→ Problem to work on:
Copy every line that mentions the word "Elephant".

→ A run of records:

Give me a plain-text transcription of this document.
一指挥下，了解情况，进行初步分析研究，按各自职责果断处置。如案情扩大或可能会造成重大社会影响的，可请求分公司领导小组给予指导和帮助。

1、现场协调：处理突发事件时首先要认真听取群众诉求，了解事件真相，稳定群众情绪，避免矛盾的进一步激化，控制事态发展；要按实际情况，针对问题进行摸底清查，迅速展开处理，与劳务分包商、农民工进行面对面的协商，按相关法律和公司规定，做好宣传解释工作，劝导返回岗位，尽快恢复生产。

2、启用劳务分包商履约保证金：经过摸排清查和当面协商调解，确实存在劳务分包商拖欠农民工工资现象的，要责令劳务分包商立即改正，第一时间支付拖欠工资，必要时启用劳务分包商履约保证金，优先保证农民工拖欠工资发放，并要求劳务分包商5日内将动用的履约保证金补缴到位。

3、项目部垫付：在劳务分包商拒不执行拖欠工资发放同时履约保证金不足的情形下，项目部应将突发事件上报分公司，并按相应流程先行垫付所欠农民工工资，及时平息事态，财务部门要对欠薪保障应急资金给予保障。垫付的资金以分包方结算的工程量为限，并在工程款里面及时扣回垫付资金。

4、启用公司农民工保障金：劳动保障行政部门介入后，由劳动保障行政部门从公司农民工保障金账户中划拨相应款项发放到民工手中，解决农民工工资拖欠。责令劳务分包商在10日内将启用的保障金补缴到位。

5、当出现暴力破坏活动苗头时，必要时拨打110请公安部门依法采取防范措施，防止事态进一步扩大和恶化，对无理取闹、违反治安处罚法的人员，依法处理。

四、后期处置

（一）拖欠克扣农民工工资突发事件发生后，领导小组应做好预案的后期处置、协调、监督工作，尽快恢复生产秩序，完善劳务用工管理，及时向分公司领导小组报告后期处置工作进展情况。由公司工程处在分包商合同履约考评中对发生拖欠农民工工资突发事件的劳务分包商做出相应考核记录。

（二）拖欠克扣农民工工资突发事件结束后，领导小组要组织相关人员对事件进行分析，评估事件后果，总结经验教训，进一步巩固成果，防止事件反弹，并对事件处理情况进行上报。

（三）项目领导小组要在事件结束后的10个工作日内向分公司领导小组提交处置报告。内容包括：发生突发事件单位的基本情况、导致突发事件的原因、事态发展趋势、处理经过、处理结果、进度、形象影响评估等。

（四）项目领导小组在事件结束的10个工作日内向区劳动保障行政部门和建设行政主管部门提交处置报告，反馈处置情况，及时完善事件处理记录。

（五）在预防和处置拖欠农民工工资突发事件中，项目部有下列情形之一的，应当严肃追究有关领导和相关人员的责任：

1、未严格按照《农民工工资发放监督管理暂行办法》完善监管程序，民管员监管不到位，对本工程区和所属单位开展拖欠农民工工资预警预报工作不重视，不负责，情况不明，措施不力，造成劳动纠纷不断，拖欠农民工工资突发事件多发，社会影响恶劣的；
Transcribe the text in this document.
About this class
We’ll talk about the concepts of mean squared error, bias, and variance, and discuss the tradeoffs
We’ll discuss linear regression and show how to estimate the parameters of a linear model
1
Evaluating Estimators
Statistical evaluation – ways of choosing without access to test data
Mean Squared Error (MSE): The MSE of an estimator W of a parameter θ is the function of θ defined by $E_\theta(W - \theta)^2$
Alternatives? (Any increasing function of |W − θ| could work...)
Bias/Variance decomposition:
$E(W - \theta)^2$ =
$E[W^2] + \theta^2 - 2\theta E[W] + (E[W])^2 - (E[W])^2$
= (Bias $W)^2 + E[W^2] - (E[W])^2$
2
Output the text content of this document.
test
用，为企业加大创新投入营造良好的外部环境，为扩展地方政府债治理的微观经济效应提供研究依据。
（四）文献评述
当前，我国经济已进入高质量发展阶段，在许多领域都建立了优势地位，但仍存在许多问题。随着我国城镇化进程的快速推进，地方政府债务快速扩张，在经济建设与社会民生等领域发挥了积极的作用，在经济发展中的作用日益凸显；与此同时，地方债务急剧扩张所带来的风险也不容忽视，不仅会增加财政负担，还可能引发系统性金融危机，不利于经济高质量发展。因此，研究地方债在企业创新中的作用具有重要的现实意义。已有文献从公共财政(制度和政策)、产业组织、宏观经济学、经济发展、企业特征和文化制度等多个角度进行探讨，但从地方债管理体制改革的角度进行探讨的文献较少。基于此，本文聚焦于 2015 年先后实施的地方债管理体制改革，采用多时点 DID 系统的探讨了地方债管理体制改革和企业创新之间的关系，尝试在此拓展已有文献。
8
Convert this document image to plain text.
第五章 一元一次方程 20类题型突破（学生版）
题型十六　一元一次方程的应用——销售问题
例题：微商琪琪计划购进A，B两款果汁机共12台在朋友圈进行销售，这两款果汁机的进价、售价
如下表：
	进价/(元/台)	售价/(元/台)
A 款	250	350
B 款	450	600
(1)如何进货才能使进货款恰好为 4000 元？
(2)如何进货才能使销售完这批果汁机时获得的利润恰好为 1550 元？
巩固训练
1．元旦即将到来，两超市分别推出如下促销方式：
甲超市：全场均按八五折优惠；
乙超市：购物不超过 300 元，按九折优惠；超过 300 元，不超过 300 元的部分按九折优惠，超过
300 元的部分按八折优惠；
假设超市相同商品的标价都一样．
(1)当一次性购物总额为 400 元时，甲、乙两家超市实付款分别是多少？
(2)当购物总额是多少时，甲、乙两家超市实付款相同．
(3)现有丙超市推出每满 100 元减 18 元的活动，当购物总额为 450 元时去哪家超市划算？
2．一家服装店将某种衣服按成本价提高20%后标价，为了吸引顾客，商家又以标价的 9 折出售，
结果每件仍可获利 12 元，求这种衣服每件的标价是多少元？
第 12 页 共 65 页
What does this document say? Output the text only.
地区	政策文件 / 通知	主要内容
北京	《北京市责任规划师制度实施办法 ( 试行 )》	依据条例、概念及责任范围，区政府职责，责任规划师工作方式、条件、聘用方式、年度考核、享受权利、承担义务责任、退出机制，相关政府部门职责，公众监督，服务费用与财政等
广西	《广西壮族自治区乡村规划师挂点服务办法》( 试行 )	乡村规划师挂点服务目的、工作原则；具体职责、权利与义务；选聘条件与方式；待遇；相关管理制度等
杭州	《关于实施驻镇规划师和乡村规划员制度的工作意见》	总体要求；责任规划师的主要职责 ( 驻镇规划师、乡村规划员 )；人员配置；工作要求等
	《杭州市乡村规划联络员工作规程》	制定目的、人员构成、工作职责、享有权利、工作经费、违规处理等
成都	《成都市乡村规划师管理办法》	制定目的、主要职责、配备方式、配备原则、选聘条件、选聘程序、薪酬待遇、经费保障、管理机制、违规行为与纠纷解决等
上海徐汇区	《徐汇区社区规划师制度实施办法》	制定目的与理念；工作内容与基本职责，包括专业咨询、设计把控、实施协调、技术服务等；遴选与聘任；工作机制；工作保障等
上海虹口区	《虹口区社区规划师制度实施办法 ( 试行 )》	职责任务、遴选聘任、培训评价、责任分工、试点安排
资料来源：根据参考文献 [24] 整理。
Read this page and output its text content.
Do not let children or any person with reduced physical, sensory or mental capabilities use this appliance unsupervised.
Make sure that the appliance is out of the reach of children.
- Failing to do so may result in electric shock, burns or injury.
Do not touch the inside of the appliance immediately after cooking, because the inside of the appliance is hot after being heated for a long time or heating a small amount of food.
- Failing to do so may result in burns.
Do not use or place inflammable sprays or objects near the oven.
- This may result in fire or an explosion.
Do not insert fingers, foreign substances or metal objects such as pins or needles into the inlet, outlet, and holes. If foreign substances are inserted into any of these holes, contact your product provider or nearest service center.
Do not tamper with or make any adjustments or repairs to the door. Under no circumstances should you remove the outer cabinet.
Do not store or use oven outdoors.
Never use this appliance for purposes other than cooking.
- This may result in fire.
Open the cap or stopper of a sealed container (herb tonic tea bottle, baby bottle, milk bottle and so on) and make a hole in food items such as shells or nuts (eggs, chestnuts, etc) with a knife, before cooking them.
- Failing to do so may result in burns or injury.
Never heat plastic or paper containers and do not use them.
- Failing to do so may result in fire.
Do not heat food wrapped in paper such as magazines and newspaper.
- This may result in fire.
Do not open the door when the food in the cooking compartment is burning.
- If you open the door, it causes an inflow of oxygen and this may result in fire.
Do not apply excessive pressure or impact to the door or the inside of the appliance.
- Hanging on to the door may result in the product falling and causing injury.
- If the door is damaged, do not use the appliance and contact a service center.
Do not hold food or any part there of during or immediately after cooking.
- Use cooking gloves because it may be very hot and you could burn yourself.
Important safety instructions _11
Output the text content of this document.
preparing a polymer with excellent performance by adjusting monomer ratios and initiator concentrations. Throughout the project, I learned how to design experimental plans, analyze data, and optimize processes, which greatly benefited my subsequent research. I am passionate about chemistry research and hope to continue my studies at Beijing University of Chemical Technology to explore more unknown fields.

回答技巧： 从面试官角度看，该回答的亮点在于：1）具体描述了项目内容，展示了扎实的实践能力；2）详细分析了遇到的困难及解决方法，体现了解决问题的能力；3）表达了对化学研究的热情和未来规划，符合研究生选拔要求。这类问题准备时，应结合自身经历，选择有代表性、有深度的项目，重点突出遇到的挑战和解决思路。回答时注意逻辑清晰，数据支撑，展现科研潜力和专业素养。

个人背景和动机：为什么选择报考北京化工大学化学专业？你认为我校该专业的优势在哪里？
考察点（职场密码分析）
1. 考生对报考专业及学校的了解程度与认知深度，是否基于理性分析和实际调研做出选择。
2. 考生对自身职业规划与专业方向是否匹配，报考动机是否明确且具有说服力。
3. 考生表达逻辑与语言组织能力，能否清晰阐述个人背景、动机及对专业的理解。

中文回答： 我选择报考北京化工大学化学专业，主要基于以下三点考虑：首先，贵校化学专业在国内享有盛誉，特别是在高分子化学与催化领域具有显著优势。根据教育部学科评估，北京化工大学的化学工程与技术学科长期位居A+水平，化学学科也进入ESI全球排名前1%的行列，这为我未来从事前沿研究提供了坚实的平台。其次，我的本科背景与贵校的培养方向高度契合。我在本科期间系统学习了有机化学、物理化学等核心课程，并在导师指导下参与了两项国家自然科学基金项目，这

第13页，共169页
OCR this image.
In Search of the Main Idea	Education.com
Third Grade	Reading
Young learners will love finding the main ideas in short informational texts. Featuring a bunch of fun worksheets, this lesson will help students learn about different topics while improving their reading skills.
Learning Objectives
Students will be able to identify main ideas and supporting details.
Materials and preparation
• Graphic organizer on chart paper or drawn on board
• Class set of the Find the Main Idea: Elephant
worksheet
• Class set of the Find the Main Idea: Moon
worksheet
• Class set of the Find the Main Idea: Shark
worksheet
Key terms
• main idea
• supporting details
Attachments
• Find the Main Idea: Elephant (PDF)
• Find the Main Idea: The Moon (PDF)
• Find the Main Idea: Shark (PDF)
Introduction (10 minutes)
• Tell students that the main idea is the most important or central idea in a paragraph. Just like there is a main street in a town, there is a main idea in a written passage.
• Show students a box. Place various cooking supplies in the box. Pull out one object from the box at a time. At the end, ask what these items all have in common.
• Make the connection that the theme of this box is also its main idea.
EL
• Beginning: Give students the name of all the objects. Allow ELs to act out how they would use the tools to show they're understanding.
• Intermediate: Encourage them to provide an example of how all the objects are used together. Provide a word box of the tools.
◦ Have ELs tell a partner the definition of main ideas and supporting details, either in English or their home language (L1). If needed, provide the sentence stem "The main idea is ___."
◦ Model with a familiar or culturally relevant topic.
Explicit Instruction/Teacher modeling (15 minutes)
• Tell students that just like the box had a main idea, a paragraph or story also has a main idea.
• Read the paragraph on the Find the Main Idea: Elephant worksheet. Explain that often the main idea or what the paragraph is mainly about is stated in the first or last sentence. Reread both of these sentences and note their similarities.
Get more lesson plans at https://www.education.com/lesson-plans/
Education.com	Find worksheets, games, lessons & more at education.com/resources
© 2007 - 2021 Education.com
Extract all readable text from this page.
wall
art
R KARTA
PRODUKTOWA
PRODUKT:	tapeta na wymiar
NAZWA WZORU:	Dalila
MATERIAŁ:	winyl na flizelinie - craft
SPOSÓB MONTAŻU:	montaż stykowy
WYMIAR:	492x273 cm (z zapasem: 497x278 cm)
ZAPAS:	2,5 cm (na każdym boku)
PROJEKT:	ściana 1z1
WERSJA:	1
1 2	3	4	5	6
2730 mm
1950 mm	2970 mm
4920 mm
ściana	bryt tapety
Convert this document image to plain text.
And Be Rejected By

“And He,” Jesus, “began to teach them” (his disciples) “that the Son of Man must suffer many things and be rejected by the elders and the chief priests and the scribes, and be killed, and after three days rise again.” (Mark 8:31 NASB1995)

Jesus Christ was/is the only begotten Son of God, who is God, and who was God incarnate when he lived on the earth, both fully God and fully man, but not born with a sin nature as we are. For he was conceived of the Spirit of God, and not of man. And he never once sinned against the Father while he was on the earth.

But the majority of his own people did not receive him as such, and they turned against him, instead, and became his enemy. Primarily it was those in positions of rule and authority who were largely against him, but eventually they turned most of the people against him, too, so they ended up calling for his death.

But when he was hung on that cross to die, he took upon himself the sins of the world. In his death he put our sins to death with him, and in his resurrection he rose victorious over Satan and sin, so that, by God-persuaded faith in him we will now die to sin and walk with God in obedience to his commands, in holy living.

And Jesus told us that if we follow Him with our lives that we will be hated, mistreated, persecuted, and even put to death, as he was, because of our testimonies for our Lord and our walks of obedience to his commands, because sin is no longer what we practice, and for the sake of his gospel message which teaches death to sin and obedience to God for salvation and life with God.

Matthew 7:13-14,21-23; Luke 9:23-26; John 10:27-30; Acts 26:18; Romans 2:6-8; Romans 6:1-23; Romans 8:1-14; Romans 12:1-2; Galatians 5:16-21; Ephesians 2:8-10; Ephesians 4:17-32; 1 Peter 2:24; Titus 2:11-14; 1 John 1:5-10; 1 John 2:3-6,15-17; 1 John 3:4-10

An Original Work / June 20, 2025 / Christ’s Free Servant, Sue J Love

→ Result of the task:
• Class set of the Find the Main Idea: Elephant
• Find the Main Idea: Elephant (PDF)
• Read the paragraph on the Find the Main Idea: Elephant worksheet. Explain that often the main idea or what the paragraph is mainly about is stated in the first or last sentence. Reread both of these sentences and note their similarities.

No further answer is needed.